-- Begin Material for this task --

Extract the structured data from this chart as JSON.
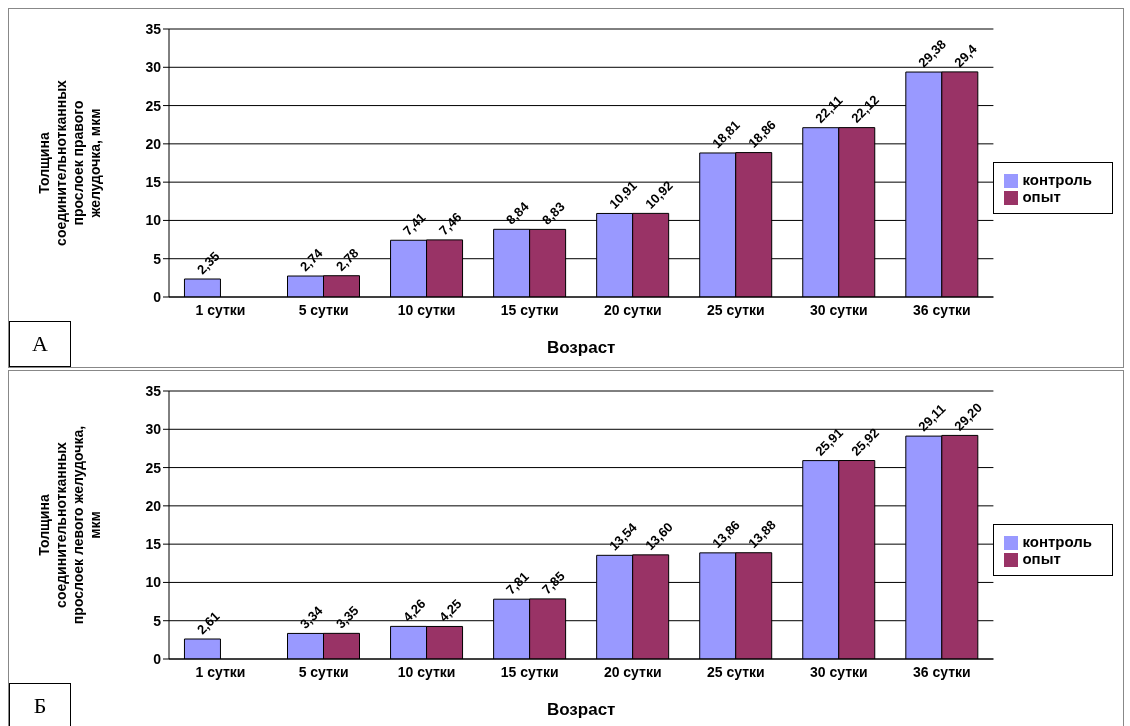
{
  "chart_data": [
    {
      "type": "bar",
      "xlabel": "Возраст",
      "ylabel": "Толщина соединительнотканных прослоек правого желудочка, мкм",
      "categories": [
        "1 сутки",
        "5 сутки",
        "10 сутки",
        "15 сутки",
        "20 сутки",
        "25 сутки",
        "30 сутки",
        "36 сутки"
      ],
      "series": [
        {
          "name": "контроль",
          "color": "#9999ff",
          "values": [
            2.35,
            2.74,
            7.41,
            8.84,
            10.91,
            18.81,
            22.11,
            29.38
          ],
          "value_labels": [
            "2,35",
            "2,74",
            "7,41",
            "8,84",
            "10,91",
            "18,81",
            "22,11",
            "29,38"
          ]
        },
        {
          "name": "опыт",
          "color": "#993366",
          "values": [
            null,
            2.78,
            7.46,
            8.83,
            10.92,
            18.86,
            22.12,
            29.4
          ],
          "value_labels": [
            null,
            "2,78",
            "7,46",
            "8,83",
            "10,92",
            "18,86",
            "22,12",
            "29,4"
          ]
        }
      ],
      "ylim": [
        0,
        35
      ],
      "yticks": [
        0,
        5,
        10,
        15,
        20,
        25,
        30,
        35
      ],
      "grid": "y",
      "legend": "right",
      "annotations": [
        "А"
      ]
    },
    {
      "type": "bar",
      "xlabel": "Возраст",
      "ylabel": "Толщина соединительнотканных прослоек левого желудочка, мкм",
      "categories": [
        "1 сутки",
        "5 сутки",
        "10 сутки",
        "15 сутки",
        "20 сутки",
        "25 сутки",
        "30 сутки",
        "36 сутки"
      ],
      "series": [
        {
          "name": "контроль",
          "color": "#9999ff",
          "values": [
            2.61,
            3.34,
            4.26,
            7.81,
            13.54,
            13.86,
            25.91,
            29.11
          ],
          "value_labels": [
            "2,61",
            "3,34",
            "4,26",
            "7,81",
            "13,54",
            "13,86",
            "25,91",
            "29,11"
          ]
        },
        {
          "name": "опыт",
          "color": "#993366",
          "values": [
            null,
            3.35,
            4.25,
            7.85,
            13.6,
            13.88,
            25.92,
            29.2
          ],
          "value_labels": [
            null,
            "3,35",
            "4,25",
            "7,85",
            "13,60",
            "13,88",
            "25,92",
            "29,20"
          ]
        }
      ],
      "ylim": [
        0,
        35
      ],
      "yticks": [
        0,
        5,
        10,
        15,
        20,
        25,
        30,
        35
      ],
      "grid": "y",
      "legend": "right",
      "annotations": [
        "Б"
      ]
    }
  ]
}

-- End Material for this task --

> Your task:
Retype everything in the material word for word, minus pictures.

> Full solution:
Extract the structured data from this chart as JSON.
{
  "chart_data": [
    {
      "type": "bar",
      "xlabel": "Возраст",
      "ylabel": "Толщина соединительнотканных прослоек правого желудочка, мкм",
      "categories": [
        "1 сутки",
        "5 сутки",
        "10 сутки",
        "15 сутки",
        "20 сутки",
        "25 сутки",
        "30 сутки",
        "36 сутки"
      ],
      "series": [
        {
          "name": "контроль",
          "color": "#9999ff",
          "values": [
            2.35,
            2.74,
            7.41,
            8.84,
            10.91,
            18.81,
            22.11,
            29.38
          ],
          "value_labels": [
            "2,35",
            "2,74",
            "7,41",
            "8,84",
            "10,91",
            "18,81",
            "22,11",
            "29,38"
          ]
        },
        {
          "name": "опыт",
          "color": "#993366",
          "values": [
            null,
            2.78,
            7.46,
            8.83,
            10.92,
            18.86,
            22.12,
            29.4
          ],
          "value_labels": [
            null,
            "2,78",
            "7,46",
            "8,83",
            "10,92",
            "18,86",
            "22,12",
            "29,4"
          ]
        }
      ],
      "ylim": [
        0,
        35
      ],
      "yticks": [
        0,
        5,
        10,
        15,
        20,
        25,
        30,
        35
      ],
      "grid": "y",
      "legend": "right",
      "annotations": [
        "А"
      ]
    },
    {
      "type": "bar",
      "xlabel": "Возраст",
      "ylabel": "Толщина соединительнотканных прослоек левого желудочка, мкм",
      "categories": [
        "1 сутки",
        "5 сутки",
        "10 сутки",
        "15 сутки",
        "20 сутки",
        "25 сутки",
        "30 сутки",
        "36 сутки"
      ],
      "series": [
        {
          "name": "контроль",
          "color": "#9999ff",
          "values": [
            2.61,
            3.34,
            4.26,
            7.81,
            13.54,
            13.86,
            25.91,
            29.11
          ],
          "value_labels": [
            "2,61",
            "3,34",
            "4,26",
            "7,81",
            "13,54",
            "13,86",
            "25,91",
            "29,11"
          ]
        },
        {
          "name": "опыт",
          "color": "#993366",
          "values": [
            null,
            3.35,
            4.25,
            7.85,
            13.6,
            13.88,
            25.92,
            29.2
          ],
          "value_labels": [
            null,
            "3,35",
            "4,25",
            "7,85",
            "13,60",
            "13,88",
            "25,92",
            "29,20"
          ]
        }
      ],
      "ylim": [
        0,
        35
      ],
      "yticks": [
        0,
        5,
        10,
        15,
        20,
        25,
        30,
        35
      ],
      "grid": "y",
      "legend": "right",
      "annotations": [
        "Б"
      ]
    }
  ]
}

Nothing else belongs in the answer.